- Written tasks
1) Answer these questions using the Cerrado Gold release below.
(a) What was the AISC per ounce at MDN in Q3/23?
(b) In which province and country is the Minera Don Nicolas gold project located?
(c) How much of the Expansion Capital went to developing the heap leach facility?
2) Decide whether each statement agrees with the Cerrado Gold release below. Answer yes or no, and quote the words from the release that settle it.
(a) Gold production at MDN in Q3/23 rose compared with the same quarter a year earlier.
(b) The Monte Do Carmo gold project is in Brazil.
(c) MDN production results for the quarter were first made public on November 29, 2023.
3) Resume the Cerrado Gold release below, starting right after its final line.

- Provided text

- Q3 Production of 10,082Gold Equivalent Ounces("GEO")
- Q3 results impacted by severe weather conditions
- Operations back on track in October and November with shipments of approximately 5,600 and 5,470 GEO, respectively
- Minera Don Nicolas ("MDN") Expansion Capital Expenditure program now largely complete
(All numbers reported in US dollars)
TORONTO, ON / ACCESSWIRE / November 29, 2023 / Cerrado Gold Inc. (TSX.V:CERT)(OTCQX:CRDOF) ("Cerrado" or the "Company") announces the operational and financial results for the third quarter 2023 ("Q3/23") at its Minera Don Nicolas ("MDN") gold project in Santa Cruz Province, Argentina and reports on its ongoing activities at the Monte Do Carmo gold project ("MDC") in Brazil. Production results at MDN were previously released on October 24, 2023. The Company's quarterly financial results are reported and available on SEDAR as well as on the Company's website (www.cerradogold.com).
Q3 2023 MineraDon Nicolas ("MDN")Financial Highlights:
- Gold production of 10,082 GEO in Q3/23, an 11% decrease year-on-year ("yoy").
- AISC of $1,703 per ounce duringQ3/23 due to difficult operating conditions seen in the quarter resulting in lower production rates.
- Operating performance has returned to normal in October and November, with sales of approximately 5,600 and 5,470 GEO, respectively.
- MDN capital program now largely complete, $34.3m invested in Expansion Capital year to date to develop heap leach facility (US$23.9m), pre-stripping of Calandrias Norte (US$5.0m) and exploration (US$5.4m).

- Dataset excerpts
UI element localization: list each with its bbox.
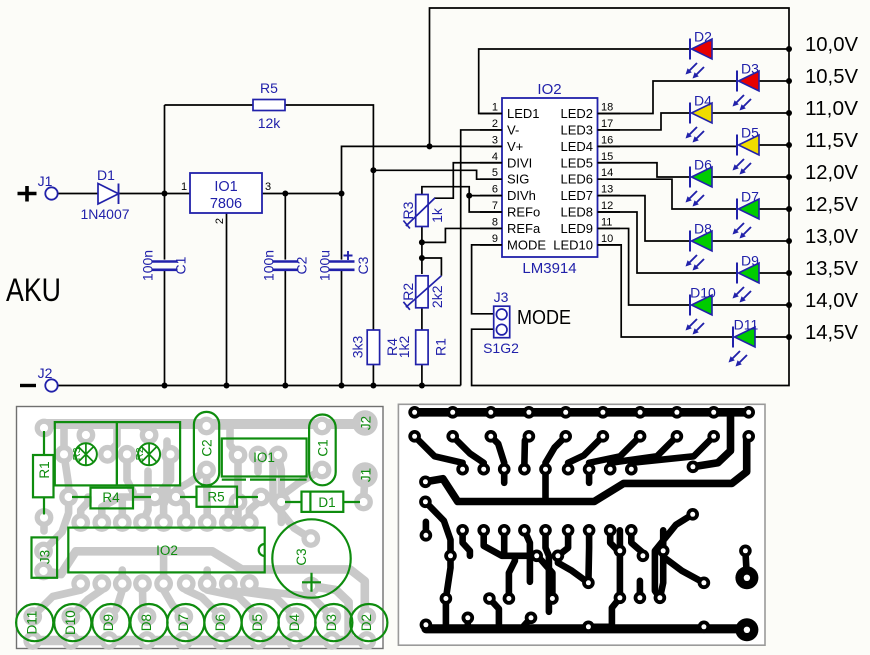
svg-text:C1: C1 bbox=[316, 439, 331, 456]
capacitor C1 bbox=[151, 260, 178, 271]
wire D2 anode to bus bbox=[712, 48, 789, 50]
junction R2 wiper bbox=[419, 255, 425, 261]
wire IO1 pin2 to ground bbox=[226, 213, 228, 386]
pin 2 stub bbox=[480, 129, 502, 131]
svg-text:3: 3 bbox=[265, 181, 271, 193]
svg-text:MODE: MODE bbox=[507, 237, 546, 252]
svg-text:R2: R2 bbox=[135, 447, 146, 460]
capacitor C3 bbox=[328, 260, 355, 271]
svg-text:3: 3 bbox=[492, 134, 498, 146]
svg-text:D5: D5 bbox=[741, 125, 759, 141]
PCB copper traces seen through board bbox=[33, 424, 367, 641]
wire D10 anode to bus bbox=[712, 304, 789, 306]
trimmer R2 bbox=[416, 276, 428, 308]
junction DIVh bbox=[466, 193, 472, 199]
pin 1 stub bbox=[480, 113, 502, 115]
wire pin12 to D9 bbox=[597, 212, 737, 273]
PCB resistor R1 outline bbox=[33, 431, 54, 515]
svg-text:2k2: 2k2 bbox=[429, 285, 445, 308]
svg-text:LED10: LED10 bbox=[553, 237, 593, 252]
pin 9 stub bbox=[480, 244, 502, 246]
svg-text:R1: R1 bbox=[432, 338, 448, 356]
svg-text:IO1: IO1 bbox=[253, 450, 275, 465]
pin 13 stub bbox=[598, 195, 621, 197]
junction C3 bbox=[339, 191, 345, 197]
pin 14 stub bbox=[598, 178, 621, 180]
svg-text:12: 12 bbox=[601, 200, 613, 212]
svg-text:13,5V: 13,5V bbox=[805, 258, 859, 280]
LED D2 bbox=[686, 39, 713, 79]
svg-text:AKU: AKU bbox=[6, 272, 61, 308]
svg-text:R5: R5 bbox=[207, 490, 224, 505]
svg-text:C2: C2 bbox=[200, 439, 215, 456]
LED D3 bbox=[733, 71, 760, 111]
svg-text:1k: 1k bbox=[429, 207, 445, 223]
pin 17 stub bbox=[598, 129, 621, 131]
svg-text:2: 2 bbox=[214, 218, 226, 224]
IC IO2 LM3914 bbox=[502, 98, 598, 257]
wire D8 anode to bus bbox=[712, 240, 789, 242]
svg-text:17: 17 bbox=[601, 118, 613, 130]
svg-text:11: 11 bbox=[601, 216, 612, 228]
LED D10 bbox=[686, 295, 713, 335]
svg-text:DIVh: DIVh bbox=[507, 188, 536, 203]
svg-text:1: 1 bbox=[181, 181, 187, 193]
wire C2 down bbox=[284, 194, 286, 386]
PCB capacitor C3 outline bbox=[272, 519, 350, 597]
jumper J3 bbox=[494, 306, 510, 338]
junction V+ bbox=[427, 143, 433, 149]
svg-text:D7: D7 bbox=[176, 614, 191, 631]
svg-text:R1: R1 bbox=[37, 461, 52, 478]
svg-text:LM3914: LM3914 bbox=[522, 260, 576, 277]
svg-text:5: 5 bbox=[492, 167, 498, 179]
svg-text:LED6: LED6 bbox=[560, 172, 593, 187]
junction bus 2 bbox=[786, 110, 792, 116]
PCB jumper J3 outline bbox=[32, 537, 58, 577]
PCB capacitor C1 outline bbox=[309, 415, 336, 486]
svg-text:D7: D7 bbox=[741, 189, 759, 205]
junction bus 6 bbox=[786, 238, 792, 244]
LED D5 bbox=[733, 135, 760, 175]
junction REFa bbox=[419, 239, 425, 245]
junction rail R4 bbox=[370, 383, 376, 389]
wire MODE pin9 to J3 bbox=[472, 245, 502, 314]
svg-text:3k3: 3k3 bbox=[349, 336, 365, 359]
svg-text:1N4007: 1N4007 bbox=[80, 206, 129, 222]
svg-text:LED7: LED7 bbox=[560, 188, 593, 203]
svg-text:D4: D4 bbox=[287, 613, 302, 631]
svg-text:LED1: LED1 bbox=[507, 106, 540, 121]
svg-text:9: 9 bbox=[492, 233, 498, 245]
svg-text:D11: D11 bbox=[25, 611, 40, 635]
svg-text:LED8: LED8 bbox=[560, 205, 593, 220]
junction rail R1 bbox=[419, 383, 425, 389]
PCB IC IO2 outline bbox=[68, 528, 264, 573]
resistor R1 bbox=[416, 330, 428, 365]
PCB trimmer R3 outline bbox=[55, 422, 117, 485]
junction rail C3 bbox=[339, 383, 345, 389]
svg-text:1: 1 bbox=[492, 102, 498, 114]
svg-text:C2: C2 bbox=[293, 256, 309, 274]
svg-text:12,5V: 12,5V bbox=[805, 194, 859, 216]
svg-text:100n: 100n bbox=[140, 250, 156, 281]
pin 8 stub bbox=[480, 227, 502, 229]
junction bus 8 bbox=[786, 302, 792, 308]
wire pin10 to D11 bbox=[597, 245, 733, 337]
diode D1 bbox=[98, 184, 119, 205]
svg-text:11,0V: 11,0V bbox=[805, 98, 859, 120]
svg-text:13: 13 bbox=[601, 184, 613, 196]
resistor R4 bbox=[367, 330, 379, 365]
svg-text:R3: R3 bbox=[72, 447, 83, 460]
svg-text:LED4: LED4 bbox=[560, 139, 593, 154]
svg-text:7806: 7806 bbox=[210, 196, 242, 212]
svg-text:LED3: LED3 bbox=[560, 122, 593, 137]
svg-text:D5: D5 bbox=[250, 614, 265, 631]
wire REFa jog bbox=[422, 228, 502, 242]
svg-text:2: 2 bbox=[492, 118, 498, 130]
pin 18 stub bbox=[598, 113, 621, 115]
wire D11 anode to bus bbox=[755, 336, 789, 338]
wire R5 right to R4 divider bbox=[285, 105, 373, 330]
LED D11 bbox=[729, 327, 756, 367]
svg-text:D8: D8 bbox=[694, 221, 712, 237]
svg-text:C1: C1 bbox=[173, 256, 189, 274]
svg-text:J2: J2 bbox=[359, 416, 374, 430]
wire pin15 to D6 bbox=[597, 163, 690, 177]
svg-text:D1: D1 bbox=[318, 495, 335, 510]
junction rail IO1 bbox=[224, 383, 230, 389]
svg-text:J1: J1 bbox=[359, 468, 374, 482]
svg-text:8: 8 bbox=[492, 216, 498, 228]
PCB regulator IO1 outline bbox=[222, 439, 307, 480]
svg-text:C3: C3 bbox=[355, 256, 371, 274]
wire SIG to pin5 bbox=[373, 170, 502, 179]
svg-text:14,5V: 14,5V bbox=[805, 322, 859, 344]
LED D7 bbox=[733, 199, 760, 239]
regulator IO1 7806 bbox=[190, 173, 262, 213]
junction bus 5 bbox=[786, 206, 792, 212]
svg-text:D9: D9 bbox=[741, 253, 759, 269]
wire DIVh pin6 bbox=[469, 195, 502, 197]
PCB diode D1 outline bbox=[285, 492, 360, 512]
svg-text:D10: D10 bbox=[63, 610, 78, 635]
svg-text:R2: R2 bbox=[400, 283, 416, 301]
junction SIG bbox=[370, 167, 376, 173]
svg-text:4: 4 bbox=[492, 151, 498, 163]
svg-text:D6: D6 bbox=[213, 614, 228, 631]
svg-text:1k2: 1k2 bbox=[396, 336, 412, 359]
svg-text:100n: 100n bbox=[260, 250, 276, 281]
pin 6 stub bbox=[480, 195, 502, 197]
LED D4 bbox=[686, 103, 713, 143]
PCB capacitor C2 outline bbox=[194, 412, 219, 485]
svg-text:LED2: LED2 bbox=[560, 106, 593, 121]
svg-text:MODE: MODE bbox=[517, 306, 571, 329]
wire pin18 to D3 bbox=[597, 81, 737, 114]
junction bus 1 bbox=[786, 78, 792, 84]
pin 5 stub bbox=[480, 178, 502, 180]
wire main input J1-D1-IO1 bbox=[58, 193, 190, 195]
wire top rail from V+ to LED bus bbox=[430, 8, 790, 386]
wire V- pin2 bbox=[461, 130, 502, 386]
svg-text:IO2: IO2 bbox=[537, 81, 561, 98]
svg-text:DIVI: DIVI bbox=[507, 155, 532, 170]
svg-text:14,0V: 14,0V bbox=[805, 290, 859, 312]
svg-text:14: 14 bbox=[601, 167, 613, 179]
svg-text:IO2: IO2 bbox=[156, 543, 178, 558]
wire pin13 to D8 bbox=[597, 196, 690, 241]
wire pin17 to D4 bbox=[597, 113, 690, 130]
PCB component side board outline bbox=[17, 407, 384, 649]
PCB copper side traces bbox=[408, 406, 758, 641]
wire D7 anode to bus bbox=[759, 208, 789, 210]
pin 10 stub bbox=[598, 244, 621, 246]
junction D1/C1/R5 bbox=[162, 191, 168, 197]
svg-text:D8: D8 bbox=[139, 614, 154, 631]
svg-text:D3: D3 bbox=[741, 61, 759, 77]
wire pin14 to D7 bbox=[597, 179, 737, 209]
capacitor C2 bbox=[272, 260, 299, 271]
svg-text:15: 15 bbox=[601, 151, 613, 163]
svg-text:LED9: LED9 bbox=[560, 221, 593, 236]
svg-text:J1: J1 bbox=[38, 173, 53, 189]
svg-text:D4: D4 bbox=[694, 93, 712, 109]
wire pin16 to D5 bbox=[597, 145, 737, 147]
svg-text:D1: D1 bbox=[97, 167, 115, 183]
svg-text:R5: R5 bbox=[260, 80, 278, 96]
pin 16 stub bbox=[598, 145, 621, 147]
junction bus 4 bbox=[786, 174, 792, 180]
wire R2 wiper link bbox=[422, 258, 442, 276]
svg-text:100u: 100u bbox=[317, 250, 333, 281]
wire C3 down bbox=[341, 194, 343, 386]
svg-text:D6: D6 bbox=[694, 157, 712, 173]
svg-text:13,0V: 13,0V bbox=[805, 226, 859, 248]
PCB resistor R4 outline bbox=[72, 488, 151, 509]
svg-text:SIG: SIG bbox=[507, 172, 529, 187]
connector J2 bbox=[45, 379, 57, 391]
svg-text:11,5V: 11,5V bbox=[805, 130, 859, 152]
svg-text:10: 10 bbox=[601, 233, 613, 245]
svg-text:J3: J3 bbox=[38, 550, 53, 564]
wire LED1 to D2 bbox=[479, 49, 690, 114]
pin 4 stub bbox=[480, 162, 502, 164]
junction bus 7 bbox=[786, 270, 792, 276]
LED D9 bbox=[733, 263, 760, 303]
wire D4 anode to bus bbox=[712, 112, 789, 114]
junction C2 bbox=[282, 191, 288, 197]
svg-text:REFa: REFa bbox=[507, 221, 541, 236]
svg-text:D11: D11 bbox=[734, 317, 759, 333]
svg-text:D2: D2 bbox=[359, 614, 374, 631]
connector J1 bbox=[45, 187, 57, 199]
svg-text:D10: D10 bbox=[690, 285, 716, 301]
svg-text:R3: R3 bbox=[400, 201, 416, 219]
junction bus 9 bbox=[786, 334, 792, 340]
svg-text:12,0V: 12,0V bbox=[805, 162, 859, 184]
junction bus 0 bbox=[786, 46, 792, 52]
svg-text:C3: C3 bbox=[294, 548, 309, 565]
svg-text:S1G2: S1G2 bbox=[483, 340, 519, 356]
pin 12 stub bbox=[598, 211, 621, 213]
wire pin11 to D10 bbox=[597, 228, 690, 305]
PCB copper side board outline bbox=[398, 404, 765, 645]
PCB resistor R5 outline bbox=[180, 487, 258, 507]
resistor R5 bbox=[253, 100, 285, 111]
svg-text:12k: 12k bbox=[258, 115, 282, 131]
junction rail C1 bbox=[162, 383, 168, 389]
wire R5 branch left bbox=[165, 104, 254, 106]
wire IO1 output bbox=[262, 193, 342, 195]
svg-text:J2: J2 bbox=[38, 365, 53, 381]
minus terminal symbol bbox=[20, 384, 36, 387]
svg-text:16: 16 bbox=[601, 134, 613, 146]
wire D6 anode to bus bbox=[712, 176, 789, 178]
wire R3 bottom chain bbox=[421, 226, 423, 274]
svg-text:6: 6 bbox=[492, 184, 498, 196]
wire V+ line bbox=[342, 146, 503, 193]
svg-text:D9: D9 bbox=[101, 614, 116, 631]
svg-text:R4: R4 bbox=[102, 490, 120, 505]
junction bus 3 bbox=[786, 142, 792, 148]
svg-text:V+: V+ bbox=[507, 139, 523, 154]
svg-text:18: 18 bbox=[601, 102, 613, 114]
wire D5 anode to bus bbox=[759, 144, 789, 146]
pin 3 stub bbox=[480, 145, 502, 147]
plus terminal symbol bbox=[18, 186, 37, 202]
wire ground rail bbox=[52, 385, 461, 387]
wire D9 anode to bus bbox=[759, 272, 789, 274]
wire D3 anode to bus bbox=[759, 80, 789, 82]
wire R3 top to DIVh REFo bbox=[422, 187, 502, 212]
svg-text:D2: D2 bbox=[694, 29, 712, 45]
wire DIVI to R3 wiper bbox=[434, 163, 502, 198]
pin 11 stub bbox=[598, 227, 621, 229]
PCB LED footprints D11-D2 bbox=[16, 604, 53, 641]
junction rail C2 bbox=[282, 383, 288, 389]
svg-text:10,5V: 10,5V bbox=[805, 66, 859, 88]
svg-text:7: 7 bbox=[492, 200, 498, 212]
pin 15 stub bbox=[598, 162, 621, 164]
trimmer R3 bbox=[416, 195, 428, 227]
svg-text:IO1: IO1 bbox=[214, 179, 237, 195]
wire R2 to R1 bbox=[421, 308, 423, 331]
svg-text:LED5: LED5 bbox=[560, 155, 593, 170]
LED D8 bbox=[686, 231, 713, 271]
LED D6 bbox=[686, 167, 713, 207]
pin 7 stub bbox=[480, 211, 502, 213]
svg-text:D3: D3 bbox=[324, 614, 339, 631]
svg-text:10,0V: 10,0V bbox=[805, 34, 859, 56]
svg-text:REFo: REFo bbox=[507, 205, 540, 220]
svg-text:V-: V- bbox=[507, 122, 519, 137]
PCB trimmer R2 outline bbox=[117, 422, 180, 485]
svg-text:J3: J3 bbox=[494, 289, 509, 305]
--
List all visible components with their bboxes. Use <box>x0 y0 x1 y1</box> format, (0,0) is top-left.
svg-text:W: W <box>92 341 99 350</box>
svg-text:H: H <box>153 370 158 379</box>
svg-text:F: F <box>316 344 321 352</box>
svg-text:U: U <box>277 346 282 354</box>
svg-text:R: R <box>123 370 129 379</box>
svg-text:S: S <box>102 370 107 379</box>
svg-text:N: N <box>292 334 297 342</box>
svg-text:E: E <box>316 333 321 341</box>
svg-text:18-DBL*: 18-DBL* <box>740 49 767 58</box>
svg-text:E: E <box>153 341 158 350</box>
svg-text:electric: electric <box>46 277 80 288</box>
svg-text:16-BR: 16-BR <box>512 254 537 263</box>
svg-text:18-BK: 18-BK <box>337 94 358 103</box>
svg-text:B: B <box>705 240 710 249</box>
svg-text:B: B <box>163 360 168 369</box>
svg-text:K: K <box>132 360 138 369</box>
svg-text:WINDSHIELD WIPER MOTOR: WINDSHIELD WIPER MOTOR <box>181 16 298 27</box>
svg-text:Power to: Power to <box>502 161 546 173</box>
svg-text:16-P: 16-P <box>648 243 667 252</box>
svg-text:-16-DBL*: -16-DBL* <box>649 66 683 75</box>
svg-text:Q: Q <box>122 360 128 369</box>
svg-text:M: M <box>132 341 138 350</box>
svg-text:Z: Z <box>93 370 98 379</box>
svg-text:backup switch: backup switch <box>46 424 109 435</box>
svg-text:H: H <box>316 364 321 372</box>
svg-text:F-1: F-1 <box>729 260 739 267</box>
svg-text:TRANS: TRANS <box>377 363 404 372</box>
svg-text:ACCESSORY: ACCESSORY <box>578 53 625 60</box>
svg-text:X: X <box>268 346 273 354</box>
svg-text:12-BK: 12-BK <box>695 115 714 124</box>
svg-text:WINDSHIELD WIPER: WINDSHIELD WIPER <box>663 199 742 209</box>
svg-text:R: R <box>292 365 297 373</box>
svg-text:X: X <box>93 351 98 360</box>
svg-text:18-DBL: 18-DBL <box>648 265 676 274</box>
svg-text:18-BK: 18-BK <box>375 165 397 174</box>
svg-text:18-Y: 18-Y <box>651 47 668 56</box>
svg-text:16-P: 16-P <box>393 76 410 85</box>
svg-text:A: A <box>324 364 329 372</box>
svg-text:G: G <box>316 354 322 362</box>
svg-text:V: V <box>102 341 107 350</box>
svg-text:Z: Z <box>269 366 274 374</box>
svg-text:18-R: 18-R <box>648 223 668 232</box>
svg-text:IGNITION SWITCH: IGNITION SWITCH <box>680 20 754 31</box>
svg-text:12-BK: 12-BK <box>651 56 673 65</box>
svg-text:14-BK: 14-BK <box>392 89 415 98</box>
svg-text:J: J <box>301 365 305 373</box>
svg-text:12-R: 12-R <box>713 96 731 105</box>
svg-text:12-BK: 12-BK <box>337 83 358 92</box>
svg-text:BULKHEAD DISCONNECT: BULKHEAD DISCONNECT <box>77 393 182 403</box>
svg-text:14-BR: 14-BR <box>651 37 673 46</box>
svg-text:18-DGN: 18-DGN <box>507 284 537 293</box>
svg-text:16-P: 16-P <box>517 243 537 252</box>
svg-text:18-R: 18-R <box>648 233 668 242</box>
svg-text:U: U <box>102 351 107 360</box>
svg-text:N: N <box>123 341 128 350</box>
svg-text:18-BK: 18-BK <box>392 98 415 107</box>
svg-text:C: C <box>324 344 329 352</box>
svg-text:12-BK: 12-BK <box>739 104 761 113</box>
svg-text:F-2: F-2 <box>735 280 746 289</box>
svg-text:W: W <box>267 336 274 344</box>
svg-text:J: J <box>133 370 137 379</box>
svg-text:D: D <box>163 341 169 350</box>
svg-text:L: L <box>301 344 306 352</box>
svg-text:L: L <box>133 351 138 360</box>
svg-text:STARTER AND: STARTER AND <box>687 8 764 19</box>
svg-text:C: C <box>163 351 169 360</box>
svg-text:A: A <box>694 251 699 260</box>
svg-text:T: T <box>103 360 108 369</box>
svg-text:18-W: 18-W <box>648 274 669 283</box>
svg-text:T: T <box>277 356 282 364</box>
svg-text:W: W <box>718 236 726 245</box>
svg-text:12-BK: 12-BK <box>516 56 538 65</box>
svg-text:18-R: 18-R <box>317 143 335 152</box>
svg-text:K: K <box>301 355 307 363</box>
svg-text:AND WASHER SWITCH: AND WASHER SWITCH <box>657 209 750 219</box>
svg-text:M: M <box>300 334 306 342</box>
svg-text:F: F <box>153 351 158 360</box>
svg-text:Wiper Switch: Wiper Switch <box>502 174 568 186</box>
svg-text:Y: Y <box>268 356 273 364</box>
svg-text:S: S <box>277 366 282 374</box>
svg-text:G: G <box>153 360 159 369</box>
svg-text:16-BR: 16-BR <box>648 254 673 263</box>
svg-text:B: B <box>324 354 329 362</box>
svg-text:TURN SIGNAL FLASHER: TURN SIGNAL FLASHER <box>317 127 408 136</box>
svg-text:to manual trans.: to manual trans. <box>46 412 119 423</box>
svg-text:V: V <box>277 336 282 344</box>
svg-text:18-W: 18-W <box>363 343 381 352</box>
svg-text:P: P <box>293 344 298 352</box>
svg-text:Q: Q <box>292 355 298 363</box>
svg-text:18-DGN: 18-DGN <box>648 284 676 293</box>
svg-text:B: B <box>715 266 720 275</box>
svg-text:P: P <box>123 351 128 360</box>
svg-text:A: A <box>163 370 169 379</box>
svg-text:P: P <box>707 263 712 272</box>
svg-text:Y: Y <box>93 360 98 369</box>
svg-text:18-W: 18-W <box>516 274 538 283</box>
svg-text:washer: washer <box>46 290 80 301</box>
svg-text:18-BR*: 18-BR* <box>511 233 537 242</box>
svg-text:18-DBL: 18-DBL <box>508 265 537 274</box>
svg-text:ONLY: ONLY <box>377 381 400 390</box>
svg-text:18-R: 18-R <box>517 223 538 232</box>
* * *
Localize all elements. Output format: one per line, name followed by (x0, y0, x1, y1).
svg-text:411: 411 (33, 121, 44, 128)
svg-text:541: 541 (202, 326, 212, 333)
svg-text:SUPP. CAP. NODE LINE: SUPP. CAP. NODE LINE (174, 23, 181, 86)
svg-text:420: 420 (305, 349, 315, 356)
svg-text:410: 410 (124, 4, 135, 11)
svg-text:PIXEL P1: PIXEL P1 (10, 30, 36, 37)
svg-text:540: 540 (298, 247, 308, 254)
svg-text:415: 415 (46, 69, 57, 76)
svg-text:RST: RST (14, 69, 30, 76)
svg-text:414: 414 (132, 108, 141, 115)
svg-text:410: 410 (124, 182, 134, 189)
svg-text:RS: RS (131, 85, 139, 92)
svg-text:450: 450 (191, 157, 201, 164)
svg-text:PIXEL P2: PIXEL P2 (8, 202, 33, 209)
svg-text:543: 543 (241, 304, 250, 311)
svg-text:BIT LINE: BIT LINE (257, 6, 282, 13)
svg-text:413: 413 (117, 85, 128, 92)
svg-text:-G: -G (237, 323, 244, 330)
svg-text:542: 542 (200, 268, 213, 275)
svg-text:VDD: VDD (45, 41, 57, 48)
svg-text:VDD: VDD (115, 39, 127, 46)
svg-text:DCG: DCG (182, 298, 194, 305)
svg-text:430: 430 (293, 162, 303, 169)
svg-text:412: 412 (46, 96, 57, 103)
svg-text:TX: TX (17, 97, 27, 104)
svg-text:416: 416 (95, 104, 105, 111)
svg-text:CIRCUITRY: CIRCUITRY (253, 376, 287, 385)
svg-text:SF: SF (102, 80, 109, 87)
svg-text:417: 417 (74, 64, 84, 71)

- Answer list
1)
(a) $1,703 per ounce.
(b) Santa Cruz Province, Argentina.
(c) US$23.9m.

2)
(a) No: "an 11% decrease year-on-year ("yoy")."
(b) Yes: "the Monte Do Carmo gold project ("MDC") in Brazil"
(c) No: "Production results at MDN were previously released on October 24, 2023."

3)
- Expansion program largely funded via short term notes in Argentina to be rolled over to longer maturity.
- Production expected to ramp up into 2024, generating significant cash flows to rapidly reduce debt levels.
- Significant opportunity to see a reduction in operating costs and increased cashflow in US dollar terms going forward should depreciation in applicable exchange rate continue post-election.
Mark Brennan, CEO and Chairman, stated: "While these results reflect very severe winter weather conditions resulting in lower production in Argentina, the team at MDN has rapidly enabled us to ramp up production while completing our capital projects and expansion plans from October. With our initial heap leach project operating and Calandrias Norte now in production, we now look to reap the benefits of these capital investment programs moving into 2024 through increased production and significant operating cashflow." He added "Post-election, we remain optimistic for a more accommodative fiscal regime providing for significant accretion to cashflow allowing us to restructure our debt and develop a healthy balance sheet at Cerrado."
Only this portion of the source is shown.